» EXTRACTED INFORMATION:
::::

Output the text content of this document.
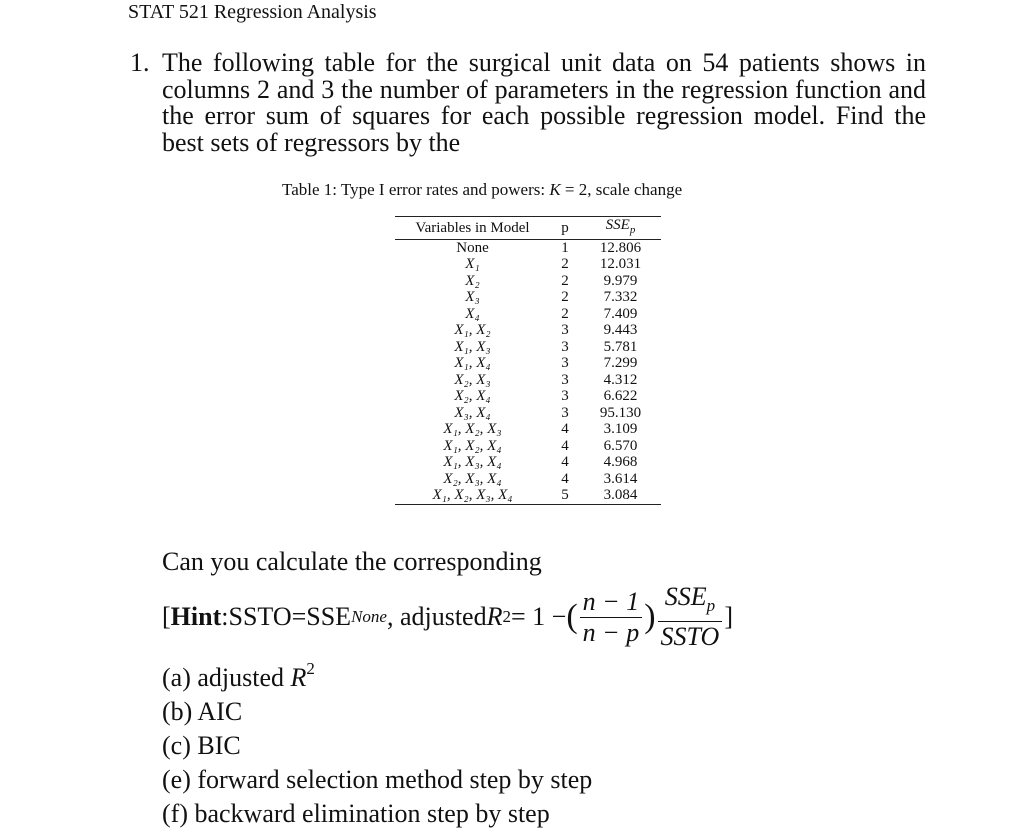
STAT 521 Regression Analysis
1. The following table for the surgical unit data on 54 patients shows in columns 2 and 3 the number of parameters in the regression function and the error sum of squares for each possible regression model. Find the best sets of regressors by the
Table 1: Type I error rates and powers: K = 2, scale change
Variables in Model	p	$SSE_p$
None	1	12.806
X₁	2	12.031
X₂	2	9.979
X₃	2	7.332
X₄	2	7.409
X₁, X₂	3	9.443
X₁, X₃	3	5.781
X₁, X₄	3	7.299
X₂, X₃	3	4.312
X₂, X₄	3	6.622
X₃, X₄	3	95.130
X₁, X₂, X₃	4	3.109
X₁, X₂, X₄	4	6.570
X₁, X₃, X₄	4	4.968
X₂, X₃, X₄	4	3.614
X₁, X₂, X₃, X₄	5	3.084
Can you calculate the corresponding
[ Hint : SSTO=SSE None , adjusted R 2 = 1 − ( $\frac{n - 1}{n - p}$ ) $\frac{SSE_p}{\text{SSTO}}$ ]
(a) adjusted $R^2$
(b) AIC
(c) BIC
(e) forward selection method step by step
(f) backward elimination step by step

::::

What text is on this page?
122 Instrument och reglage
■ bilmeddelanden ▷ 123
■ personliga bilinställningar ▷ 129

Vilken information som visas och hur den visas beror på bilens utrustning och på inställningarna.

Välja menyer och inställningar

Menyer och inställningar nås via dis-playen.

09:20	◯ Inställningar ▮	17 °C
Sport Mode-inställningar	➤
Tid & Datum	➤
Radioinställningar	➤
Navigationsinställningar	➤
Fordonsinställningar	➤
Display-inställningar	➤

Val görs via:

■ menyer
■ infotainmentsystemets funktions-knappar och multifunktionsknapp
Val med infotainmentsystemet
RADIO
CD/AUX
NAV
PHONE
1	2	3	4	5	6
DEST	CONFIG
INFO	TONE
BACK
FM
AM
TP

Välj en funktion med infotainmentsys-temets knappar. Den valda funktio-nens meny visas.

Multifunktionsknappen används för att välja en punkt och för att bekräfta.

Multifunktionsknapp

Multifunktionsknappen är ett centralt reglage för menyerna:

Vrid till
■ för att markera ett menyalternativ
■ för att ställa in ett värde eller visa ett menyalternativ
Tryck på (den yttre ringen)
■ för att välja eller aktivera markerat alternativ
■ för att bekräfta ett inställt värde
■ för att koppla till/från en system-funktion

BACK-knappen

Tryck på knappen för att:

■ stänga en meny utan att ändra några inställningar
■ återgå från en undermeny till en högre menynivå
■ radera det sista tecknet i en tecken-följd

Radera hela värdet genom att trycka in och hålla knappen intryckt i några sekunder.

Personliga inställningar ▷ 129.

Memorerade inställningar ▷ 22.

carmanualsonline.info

::::

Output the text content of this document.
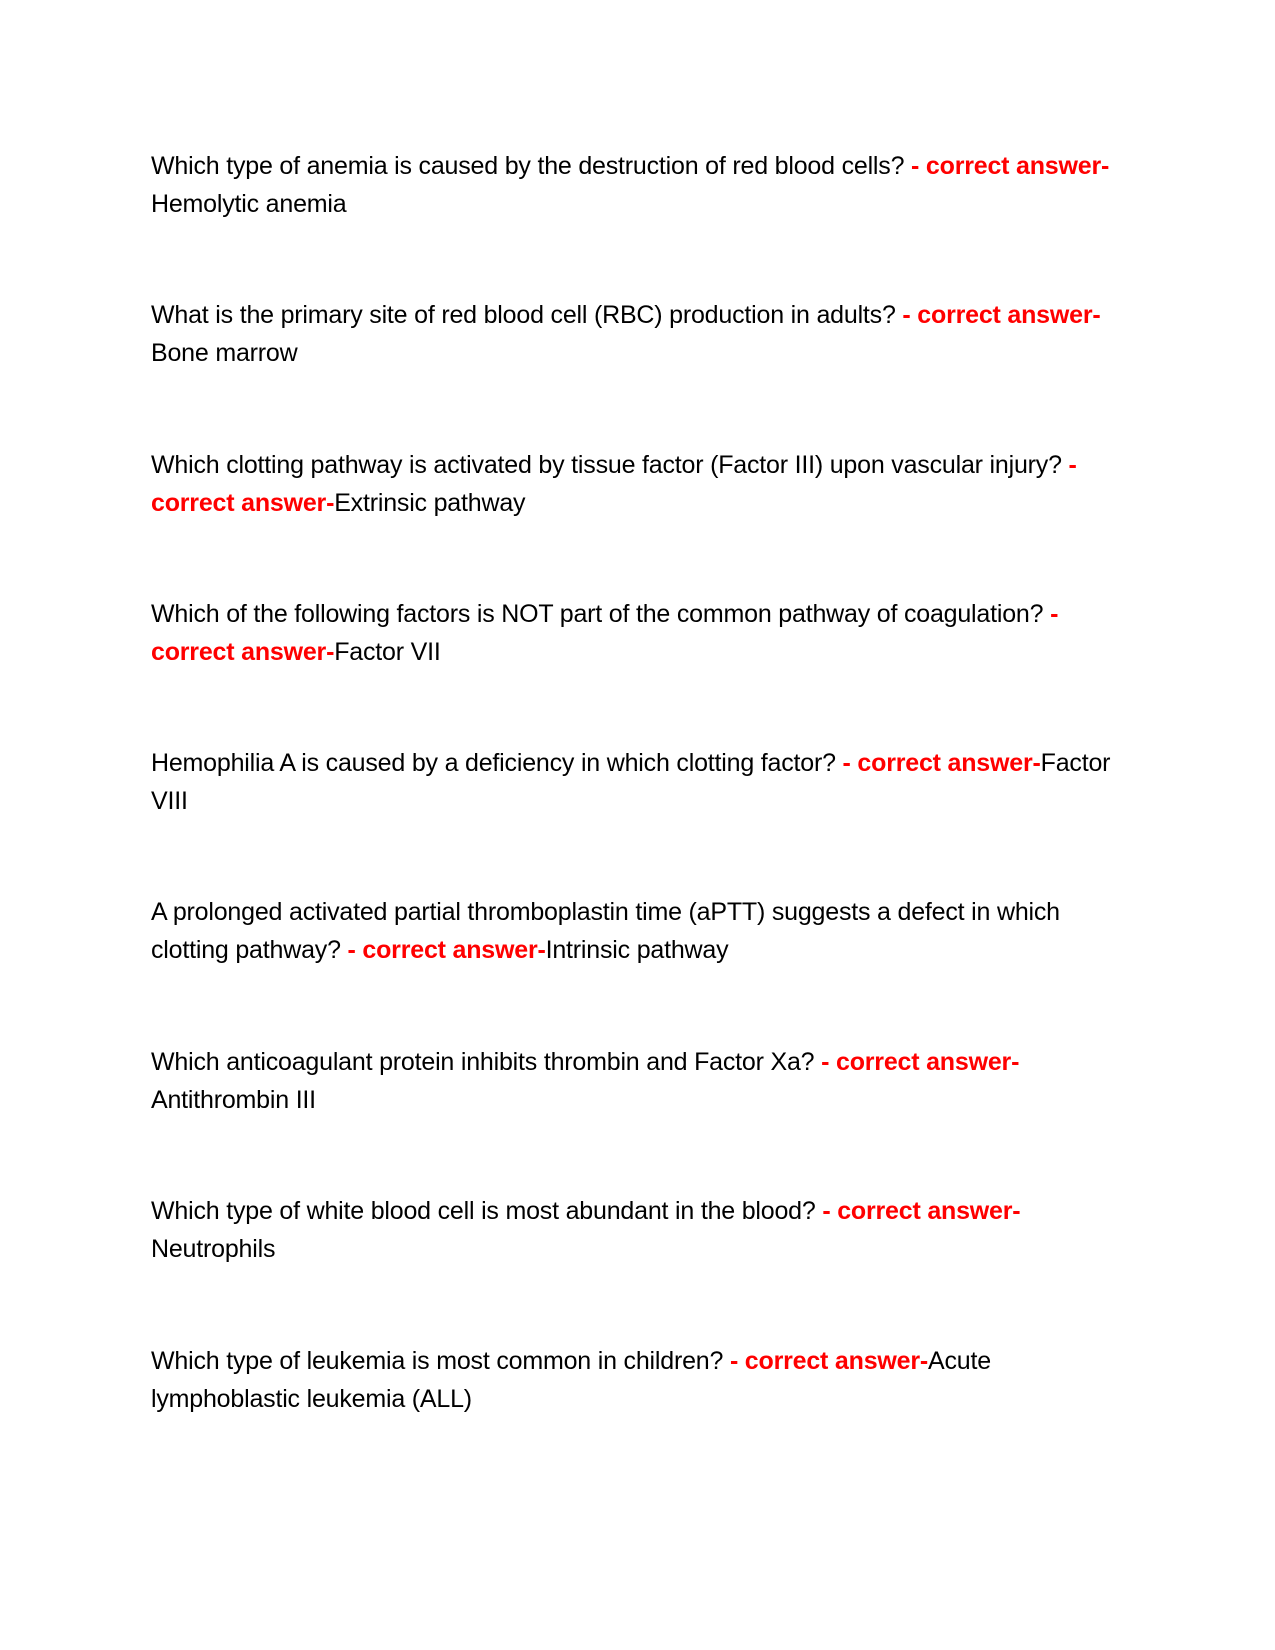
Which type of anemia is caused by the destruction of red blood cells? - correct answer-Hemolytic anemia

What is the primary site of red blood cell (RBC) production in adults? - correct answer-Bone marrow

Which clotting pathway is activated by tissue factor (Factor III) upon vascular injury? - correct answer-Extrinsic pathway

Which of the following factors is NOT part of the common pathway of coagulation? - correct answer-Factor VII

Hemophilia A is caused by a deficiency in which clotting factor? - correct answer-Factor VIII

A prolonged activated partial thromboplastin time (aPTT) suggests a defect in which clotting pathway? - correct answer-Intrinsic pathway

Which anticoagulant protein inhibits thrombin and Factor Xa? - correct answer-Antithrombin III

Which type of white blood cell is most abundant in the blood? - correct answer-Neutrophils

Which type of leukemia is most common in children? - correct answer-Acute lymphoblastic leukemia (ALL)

::::

» WHAT IS BEING ASKED: Search the entries for the string "bekräfta". Copy every line that has it.

» COMPLETED EXERCISE:
Multifunktionsknappen används för att välja en punkt och för att bekräfta.
■ för att bekräfta ett inställt värde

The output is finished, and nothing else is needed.